Items from a dataset:
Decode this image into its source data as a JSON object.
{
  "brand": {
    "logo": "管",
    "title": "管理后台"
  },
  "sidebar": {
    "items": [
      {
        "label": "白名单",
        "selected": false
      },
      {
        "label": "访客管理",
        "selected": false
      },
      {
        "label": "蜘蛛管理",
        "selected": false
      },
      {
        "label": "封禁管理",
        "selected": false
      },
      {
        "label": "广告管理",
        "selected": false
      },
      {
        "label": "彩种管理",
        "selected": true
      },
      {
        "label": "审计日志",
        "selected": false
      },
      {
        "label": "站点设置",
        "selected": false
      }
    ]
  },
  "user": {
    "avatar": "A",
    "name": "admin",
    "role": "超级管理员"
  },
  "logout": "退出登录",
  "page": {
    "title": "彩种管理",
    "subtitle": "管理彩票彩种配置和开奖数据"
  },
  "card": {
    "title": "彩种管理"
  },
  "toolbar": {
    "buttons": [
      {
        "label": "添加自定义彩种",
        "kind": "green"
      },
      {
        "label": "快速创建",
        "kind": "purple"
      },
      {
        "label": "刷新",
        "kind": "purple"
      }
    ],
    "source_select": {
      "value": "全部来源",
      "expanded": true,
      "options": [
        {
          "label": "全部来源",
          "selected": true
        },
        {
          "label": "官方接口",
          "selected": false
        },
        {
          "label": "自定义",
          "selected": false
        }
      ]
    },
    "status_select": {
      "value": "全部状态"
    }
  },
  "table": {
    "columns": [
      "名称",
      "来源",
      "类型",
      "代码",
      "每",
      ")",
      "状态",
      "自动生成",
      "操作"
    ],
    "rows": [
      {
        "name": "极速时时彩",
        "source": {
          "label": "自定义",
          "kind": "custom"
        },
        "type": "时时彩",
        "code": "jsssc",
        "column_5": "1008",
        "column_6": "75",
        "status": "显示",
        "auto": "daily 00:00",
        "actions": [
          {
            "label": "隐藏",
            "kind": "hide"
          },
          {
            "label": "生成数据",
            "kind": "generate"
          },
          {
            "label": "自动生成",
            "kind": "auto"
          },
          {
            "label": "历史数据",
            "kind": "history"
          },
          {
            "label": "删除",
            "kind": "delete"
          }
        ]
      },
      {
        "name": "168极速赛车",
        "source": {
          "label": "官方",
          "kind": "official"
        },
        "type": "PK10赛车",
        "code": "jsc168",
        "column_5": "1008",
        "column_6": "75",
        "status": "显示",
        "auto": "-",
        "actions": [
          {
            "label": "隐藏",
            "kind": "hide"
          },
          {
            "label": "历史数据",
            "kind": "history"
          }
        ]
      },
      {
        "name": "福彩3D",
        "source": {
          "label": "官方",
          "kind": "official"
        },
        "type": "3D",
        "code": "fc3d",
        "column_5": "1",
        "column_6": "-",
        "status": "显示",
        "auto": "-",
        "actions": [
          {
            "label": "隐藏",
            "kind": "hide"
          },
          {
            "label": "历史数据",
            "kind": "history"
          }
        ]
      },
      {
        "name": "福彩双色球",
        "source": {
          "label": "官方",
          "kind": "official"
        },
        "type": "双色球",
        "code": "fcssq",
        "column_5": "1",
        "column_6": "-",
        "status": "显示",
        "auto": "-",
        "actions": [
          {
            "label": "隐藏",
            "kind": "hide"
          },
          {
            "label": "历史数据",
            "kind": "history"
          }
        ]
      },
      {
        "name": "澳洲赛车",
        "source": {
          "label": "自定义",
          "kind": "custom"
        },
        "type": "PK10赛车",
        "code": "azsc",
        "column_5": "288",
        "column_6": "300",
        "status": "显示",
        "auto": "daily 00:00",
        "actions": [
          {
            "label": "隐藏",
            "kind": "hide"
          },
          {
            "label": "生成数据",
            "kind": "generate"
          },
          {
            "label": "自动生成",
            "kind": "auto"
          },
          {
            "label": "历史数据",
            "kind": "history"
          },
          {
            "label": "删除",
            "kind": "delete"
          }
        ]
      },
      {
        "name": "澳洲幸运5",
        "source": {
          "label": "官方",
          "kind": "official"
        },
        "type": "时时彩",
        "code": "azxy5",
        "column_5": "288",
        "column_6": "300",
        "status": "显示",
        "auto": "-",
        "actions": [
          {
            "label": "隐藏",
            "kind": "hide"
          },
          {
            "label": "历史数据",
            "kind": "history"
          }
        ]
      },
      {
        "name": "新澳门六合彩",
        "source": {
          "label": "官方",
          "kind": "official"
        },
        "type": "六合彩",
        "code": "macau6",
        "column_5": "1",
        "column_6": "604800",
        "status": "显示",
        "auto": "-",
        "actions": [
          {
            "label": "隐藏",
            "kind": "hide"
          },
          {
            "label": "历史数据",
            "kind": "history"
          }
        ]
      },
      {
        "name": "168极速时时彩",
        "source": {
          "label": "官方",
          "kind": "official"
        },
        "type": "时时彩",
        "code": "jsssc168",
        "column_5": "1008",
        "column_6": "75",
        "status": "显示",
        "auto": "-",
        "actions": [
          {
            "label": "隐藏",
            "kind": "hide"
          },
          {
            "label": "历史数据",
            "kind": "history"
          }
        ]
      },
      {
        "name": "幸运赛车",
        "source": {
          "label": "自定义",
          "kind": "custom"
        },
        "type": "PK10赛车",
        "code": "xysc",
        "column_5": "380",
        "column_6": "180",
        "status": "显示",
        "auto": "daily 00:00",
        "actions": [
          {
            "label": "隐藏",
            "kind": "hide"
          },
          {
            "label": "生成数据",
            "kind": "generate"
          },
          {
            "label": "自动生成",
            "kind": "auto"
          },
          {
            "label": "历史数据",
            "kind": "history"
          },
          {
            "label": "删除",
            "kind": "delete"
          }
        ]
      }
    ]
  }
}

=== Problem requirements ===
Using the data above, output each line exactly.

=== Solution for this problem ===
Decode this image into its source data as a JSON object.
{
  "brand": {
    "logo": "管",
    "title": "管理后台"
  },
  "sidebar": {
    "items": [
      {
        "label": "白名单",
        "selected": false
      },
      {
        "label": "访客管理",
        "selected": false
      },
      {
        "label": "蜘蛛管理",
        "selected": false
      },
      {
        "label": "封禁管理",
        "selected": false
      },
      {
        "label": "广告管理",
        "selected": false
      },
      {
        "label": "彩种管理",
        "selected": true
      },
      {
        "label": "审计日志",
        "selected": false
      },
      {
        "label": "站点设置",
        "selected": false
      }
    ]
  },
  "user": {
    "avatar": "A",
    "name": "admin",
    "role": "超级管理员"
  },
  "logout": "退出登录",
  "page": {
    "title": "彩种管理",
    "subtitle": "管理彩票彩种配置和开奖数据"
  },
  "card": {
    "title": "彩种管理"
  },
  "toolbar": {
    "buttons": [
      {
        "label": "添加自定义彩种",
        "kind": "green"
      },
      {
        "label": "快速创建",
        "kind": "purple"
      },
      {
        "label": "刷新",
        "kind": "purple"
      }
    ],
    "source_select": {
      "value": "全部来源",
      "expanded": true,
      "options": [
        {
          "label": "全部来源",
          "selected": true
        },
        {
          "label": "官方接口",
          "selected": false
        },
        {
          "label": "自定义",
          "selected": false
        }
      ]
    },
    "status_select": {
      "value": "全部状态"
    }
  },
  "table": {
    "columns": [
      "名称",
      "来源",
      "类型",
      "代码",
      "每",
      ")",
      "状态",
      "自动生成",
      "操作"
    ],
    "rows": [
      {
        "name": "极速时时彩",
        "source": {
          "label": "自定义",
          "kind": "custom"
        },
        "type": "时时彩",
        "code": "jsssc",
        "column_5": "1008",
        "column_6": "75",
        "status": "显示",
        "auto": "daily 00:00",
        "actions": [
          {
            "label": "隐藏",
            "kind": "hide"
          },
          {
            "label": "生成数据",
            "kind": "generate"
          },
          {
            "label": "自动生成",
            "kind": "auto"
          },
          {
            "label": "历史数据",
            "kind": "history"
          },
          {
            "label": "删除",
            "kind": "delete"
          }
        ]
      },
      {
        "name": "168极速赛车",
        "source": {
          "label": "官方",
          "kind": "official"
        },
        "type": "PK10赛车",
        "code": "jsc168",
        "column_5": "1008",
        "column_6": "75",
        "status": "显示",
        "auto": "-",
        "actions": [
          {
            "label": "隐藏",
            "kind": "hide"
          },
          {
            "label": "历史数据",
            "kind": "history"
          }
        ]
      },
      {
        "name": "福彩3D",
        "source": {
          "label": "官方",
          "kind": "official"
        },
        "type": "3D",
        "code": "fc3d",
        "column_5": "1",
        "column_6": "-",
        "status": "显示",
        "auto": "-",
        "actions": [
          {
            "label": "隐藏",
            "kind": "hide"
          },
          {
            "label": "历史数据",
            "kind": "history"
          }
        ]
      },
      {
        "name": "福彩双色球",
        "source": {
          "label": "官方",
          "kind": "official"
        },
        "type": "双色球",
        "code": "fcssq",
        "column_5": "1",
        "column_6": "-",
        "status": "显示",
        "auto": "-",
        "actions": [
          {
            "label": "隐藏",
            "kind": "hide"
          },
          {
            "label": "历史数据",
            "kind": "history"
          }
        ]
      },
      {
        "name": "澳洲赛车",
        "source": {
          "label": "自定义",
          "kind": "custom"
        },
        "type": "PK10赛车",
        "code": "azsc",
        "column_5": "288",
        "column_6": "300",
        "status": "显示",
        "auto": "daily 00:00",
        "actions": [
          {
            "label": "隐藏",
            "kind": "hide"
          },
          {
            "label": "生成数据",
            "kind": "generate"
          },
          {
            "label": "自动生成",
            "kind": "auto"
          },
          {
            "label": "历史数据",
            "kind": "history"
          },
          {
            "label": "删除",
            "kind": "delete"
          }
        ]
      },
      {
        "name": "澳洲幸运5",
        "source": {
          "label": "官方",
          "kind": "official"
        },
        "type": "时时彩",
        "code": "azxy5",
        "column_5": "288",
        "column_6": "300",
        "status": "显示",
        "auto": "-",
        "actions": [
          {
            "label": "隐藏",
            "kind": "hide"
          },
          {
            "label": "历史数据",
            "kind": "history"
          }
        ]
      },
      {
        "name": "新澳门六合彩",
        "source": {
          "label": "官方",
          "kind": "official"
        },
        "type": "六合彩",
        "code": "macau6",
        "column_5": "1",
        "column_6": "604800",
        "status": "显示",
        "auto": "-",
        "actions": [
          {
            "label": "隐藏",
            "kind": "hide"
          },
          {
            "label": "历史数据",
            "kind": "history"
          }
        ]
      },
      {
        "name": "168极速时时彩",
        "source": {
          "label": "官方",
          "kind": "official"
        },
        "type": "时时彩",
        "code": "jsssc168",
        "column_5": "1008",
        "column_6": "75",
        "status": "显示",
        "auto": "-",
        "actions": [
          {
            "label": "隐藏",
            "kind": "hide"
          },
          {
            "label": "历史数据",
            "kind": "history"
          }
        ]
      },
      {
        "name": "幸运赛车",
        "source": {
          "label": "自定义",
          "kind": "custom"
        },
        "type": "PK10赛车",
        "code": "xysc",
        "column_5": "380",
        "column_6": "180",
        "status": "显示",
        "auto": "daily 00:00",
        "actions": [
          {
            "label": "隐藏",
            "kind": "hide"
          },
          {
            "label": "生成数据",
            "kind": "generate"
          },
          {
            "label": "自动生成",
            "kind": "auto"
          },
          {
            "label": "历史数据",
            "kind": "history"
          },
          {
            "label": "删除",
            "kind": "delete"
          }
        ]
      }
    ]
  }
}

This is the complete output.